* Given exercise: Every entry here needs to be repeated exactly.
--- Start ---
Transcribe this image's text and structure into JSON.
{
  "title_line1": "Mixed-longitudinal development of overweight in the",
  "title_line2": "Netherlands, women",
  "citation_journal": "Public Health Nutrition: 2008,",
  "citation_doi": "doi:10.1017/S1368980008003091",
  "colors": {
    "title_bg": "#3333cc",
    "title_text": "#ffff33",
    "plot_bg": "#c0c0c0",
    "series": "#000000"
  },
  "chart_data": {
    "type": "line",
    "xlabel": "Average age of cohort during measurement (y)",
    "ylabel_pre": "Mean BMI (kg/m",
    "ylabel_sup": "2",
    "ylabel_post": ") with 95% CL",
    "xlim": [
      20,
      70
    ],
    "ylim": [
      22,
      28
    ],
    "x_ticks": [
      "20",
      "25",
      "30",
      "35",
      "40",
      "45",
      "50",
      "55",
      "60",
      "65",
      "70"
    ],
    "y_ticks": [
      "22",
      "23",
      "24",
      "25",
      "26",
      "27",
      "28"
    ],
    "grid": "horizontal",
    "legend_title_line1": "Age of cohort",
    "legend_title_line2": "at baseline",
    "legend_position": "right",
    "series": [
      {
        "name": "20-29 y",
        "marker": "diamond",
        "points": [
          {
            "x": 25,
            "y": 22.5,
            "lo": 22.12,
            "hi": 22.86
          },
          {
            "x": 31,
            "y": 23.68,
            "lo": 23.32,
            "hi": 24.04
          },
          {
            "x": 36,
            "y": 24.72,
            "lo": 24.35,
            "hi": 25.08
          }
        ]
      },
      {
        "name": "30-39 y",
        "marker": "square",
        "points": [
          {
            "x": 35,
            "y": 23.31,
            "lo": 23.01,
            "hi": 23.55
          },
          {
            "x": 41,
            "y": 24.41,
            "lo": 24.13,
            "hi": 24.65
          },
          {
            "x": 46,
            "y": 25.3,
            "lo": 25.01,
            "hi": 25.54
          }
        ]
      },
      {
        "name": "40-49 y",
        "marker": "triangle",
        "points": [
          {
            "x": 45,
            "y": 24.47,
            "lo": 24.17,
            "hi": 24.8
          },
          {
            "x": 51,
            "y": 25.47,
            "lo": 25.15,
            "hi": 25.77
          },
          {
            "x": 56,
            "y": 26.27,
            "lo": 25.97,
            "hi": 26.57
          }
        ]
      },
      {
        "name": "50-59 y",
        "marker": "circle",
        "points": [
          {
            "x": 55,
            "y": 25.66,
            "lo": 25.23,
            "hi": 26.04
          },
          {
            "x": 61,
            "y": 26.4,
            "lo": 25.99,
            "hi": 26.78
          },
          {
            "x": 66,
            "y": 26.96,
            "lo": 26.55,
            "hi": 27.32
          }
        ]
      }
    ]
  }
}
--- End ---
* Task answer:
Transcribe this image's text and structure into JSON.
{
  "title_line1": "Mixed-longitudinal development of overweight in the",
  "title_line2": "Netherlands, women",
  "citation_journal": "Public Health Nutrition: 2008,",
  "citation_doi": "doi:10.1017/S1368980008003091",
  "colors": {
    "title_bg": "#3333cc",
    "title_text": "#ffff33",
    "plot_bg": "#c0c0c0",
    "series": "#000000"
  },
  "chart_data": {
    "type": "line",
    "xlabel": "Average age of cohort during measurement (y)",
    "ylabel_pre": "Mean BMI (kg/m",
    "ylabel_sup": "2",
    "ylabel_post": ") with 95% CL",
    "xlim": [
      20,
      70
    ],
    "ylim": [
      22,
      28
    ],
    "x_ticks": [
      "20",
      "25",
      "30",
      "35",
      "40",
      "45",
      "50",
      "55",
      "60",
      "65",
      "70"
    ],
    "y_ticks": [
      "22",
      "23",
      "24",
      "25",
      "26",
      "27",
      "28"
    ],
    "grid": "horizontal",
    "legend_title_line1": "Age of cohort",
    "legend_title_line2": "at baseline",
    "legend_position": "right",
    "series": [
      {
        "name": "20-29 y",
        "marker": "diamond",
        "points": [
          {
            "x": 25,
            "y": 22.5,
            "lo": 22.12,
            "hi": 22.86
          },
          {
            "x": 31,
            "y": 23.68,
            "lo": 23.32,
            "hi": 24.04
          },
          {
            "x": 36,
            "y": 24.72,
            "lo": 24.35,
            "hi": 25.08
          }
        ]
      },
      {
        "name": "30-39 y",
        "marker": "square",
        "points": [
          {
            "x": 35,
            "y": 23.31,
            "lo": 23.01,
            "hi": 23.55
          },
          {
            "x": 41,
            "y": 24.41,
            "lo": 24.13,
            "hi": 24.65
          },
          {
            "x": 46,
            "y": 25.3,
            "lo": 25.01,
            "hi": 25.54
          }
        ]
      },
      {
        "name": "40-49 y",
        "marker": "triangle",
        "points": [
          {
            "x": 45,
            "y": 24.47,
            "lo": 24.17,
            "hi": 24.8
          },
          {
            "x": 51,
            "y": 25.47,
            "lo": 25.15,
            "hi": 25.77
          },
          {
            "x": 56,
            "y": 26.27,
            "lo": 25.97,
            "hi": 26.57
          }
        ]
      },
      {
        "name": "50-59 y",
        "marker": "circle",
        "points": [
          {
            "x": 55,
            "y": 25.66,
            "lo": 25.23,
            "hi": 26.04
          },
          {
            "x": 61,
            "y": 26.4,
            "lo": 25.99,
            "hi": 26.78
          },
          {
            "x": 66,
            "y": 26.96,
            "lo": 26.55,
            "hi": 27.32
          }
        ]
      }
    ]
  }
}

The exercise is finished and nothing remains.